Enregistrements d'annotation spatiale
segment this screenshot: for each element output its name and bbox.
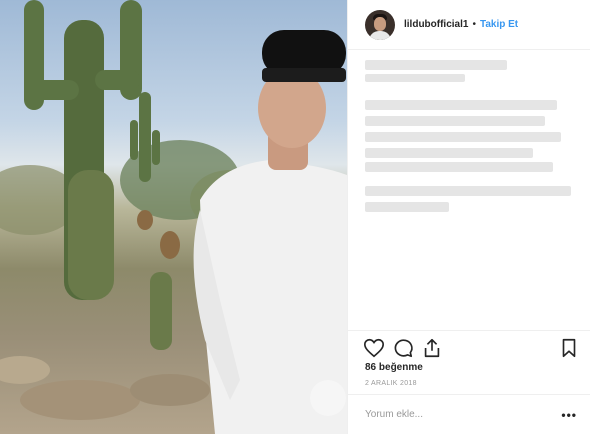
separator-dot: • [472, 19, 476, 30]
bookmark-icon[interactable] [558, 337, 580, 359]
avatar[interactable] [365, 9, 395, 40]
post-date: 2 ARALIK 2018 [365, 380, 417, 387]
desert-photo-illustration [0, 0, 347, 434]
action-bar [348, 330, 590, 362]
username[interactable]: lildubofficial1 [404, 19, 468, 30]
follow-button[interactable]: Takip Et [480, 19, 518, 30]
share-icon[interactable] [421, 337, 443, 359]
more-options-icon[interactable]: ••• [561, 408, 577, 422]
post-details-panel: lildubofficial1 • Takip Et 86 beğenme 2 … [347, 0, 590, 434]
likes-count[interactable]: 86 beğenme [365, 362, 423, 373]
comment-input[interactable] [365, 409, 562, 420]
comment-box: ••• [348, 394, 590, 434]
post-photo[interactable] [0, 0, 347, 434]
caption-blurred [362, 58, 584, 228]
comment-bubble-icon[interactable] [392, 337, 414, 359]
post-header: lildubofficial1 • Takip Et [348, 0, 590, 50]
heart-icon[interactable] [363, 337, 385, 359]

---

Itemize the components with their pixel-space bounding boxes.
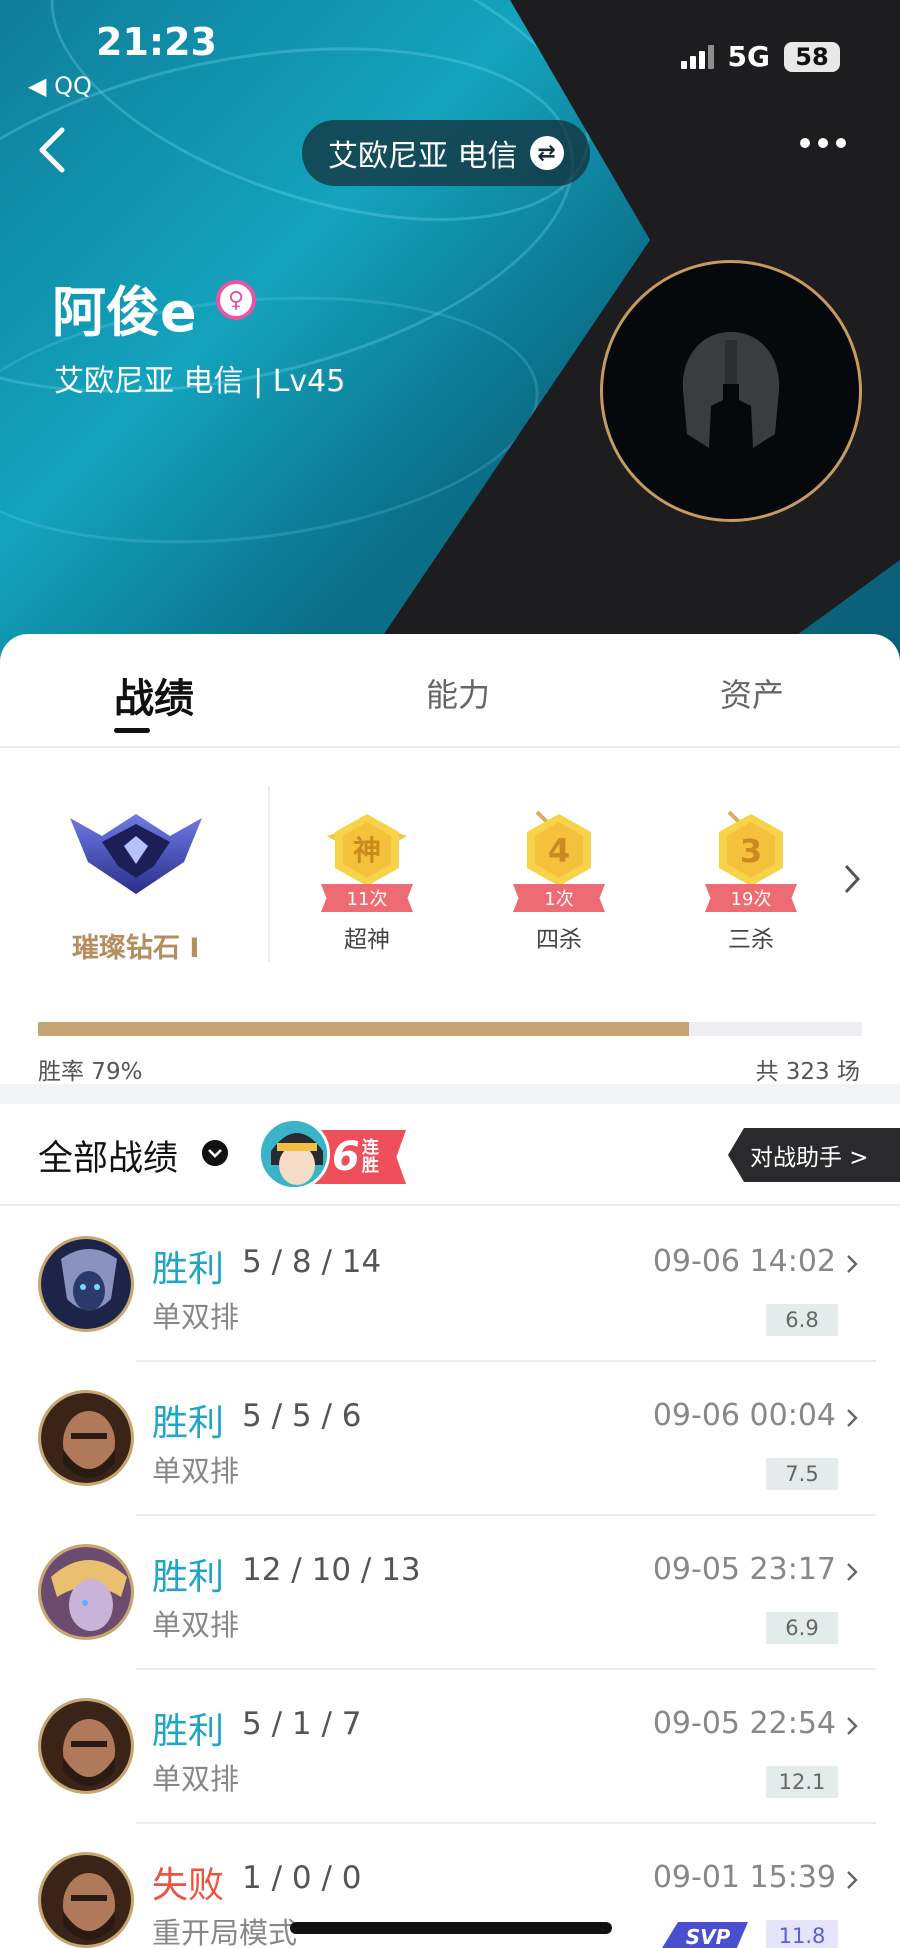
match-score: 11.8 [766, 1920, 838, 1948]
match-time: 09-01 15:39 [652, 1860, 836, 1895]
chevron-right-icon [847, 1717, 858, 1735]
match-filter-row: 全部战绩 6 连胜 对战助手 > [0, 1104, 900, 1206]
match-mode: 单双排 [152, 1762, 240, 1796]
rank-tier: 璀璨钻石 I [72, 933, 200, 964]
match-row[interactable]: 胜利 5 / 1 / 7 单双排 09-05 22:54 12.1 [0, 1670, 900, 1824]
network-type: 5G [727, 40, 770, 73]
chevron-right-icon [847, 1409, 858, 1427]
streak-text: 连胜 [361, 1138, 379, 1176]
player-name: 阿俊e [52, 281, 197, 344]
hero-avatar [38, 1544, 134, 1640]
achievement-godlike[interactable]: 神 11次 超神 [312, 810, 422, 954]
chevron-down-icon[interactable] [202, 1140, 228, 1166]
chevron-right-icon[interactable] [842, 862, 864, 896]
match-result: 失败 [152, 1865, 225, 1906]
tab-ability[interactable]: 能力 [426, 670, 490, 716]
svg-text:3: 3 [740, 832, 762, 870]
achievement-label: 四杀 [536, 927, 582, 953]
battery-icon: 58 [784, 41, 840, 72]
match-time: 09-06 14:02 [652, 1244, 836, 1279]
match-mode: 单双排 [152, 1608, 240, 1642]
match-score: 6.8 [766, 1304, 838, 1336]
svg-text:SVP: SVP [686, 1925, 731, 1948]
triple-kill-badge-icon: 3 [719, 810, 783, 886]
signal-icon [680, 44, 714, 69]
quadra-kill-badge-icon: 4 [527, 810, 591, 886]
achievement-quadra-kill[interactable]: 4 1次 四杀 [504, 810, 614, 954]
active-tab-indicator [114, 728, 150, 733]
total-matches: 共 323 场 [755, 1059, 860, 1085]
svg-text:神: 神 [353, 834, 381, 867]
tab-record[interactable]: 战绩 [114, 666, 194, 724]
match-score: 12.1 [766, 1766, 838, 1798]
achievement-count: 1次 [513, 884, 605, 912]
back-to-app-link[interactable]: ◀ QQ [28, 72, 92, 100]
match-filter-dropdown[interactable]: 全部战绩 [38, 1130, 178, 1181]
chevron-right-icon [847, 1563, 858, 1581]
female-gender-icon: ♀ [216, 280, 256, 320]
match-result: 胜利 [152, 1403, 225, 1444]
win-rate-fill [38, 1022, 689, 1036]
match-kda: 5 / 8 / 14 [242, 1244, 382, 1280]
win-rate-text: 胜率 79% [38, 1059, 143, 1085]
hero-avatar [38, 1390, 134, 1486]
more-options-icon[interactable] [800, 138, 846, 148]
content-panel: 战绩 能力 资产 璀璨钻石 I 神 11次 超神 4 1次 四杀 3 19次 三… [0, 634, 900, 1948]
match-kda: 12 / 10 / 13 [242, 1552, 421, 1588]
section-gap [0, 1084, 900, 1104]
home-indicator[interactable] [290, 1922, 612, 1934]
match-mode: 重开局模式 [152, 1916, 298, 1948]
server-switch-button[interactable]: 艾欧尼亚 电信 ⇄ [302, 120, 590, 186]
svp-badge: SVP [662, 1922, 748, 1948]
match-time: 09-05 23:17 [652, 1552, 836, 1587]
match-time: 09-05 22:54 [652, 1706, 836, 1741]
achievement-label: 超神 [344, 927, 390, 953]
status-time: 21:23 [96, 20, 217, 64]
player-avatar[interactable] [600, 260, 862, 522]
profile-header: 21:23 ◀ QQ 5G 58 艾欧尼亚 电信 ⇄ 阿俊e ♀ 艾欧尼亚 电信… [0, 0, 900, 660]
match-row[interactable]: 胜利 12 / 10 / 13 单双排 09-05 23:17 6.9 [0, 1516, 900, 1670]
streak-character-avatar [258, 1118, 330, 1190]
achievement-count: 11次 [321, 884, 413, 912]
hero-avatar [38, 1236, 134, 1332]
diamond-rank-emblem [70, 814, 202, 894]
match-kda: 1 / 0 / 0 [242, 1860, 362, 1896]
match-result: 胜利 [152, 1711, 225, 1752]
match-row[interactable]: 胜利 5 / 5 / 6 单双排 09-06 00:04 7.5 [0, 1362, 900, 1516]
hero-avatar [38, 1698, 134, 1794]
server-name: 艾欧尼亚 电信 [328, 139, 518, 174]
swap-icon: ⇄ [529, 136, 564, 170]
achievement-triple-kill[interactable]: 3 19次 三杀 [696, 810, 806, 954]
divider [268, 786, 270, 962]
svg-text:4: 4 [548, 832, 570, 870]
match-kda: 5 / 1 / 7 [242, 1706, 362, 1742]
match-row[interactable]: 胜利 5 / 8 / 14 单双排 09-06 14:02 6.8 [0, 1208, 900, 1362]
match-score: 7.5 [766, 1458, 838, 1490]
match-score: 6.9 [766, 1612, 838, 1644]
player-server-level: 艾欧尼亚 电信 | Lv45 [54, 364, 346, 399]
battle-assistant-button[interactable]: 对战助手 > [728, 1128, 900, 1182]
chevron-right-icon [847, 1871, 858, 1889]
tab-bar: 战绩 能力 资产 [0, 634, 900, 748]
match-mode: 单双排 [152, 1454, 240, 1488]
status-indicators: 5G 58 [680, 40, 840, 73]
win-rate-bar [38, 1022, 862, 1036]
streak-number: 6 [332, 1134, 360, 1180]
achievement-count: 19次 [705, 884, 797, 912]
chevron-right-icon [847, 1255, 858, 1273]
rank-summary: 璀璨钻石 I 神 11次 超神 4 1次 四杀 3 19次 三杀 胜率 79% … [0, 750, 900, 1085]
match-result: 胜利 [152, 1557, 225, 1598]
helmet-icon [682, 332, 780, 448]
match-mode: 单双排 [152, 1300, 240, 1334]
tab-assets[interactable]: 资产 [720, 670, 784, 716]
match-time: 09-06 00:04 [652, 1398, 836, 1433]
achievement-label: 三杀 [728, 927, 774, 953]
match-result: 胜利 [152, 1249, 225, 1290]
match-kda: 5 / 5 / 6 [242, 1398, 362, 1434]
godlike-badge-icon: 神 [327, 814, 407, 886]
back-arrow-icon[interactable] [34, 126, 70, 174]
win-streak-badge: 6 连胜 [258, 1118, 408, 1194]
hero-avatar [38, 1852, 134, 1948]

:: LE PROBLÈME ::
Présente sous forme de liste numérotée les lignes qui commencent à celle contenant "match-score: 11.8 [766, 1920, 838, 1948]" et se terminent à celle contenant "match-kda: 5 / 8 / 14 [242, 1244, 382, 1280]", ces deux lignes comprises. Omets les lignes vides.

:: RÉSULTAT CI-DESSOUS ::
1. match-score: 11.8 [766, 1920, 838, 1948]
2. match-time: 09-01 15:39 [652, 1860, 836, 1895]
3. chevron-right-icon [847, 1717, 858, 1735]
4. match-filter-row: 全部战绩 6 连胜 对战助手 > [0, 1104, 900, 1206]
5. match-mode: 单双排 [152, 1762, 240, 1796]
6. rank-tier: 璀璨钻石 I [72, 933, 200, 964]
7. match-row[interactable]: 胜利 5 / 1 / 7 单双排 09-05 22:54 12.1 [0, 1670, 900, 1824]
8. network-type: 5G [727, 40, 770, 73]
9. chevron-right-icon [847, 1409, 858, 1427]
10. streak-text: 连胜 [361, 1138, 379, 1176]
11. player-name: 阿俊e [52, 281, 197, 344]
12. hero-avatar [38, 1544, 134, 1640]
13. achievement-godlike[interactable]: 神 11次 超神 [312, 810, 422, 954]
14. chevron-down-icon[interactable] [202, 1140, 228, 1166]
15. chevron-right-icon[interactable] [842, 862, 864, 896]
16. match-result: 失败 [152, 1865, 225, 1906]
17. tab-ability[interactable]: 能力 [426, 670, 490, 716]
18. svg-text:3: 3 [740, 832, 762, 870]
19. achievement-label: 四杀 [536, 927, 582, 953]
20. battery-icon: 58 [784, 41, 840, 72]
21. match-time: 09-06 14:02 [652, 1244, 836, 1279]
22. match-mode: 单双排 [152, 1608, 240, 1642]
23. match-score: 6.8 [766, 1304, 838, 1336]
24. svg-text:SVP: SVP [686, 1925, 731, 1948]
25. triple-kill-badge-icon: 3 [719, 810, 783, 886]
26. signal-icon [680, 44, 714, 69]
27. quadra-kill-badge-icon: 4 [527, 810, 591, 886]
28. achievement-quadra-kill[interactable]: 4 1次 四杀 [504, 810, 614, 954]
29. active-tab-indicator [114, 728, 150, 733]
30. total-matches: 共 323 场 [755, 1059, 860, 1085]
31. svg-text:神: 神 [353, 834, 381, 867]
32. tab-record[interactable]: 战绩 [114, 666, 194, 724]
33. match-score: 12.1 [766, 1766, 838, 1798]
34. achievement-count: 1次 [513, 884, 605, 912]
35. back-to-app-link[interactable]: ◀ QQ [28, 72, 92, 100]
36. match-filter-dropdown[interactable]: 全部战绩 [38, 1130, 178, 1181]
37. chevron-right-icon [847, 1563, 858, 1581]
38. female-gender-icon: ♀ [216, 280, 256, 320]
39. match-result: 胜利 [152, 1403, 225, 1444]
40. win-rate-fill [38, 1022, 689, 1036]
41. match-kda: 5 / 8 / 14 [242, 1244, 382, 1280]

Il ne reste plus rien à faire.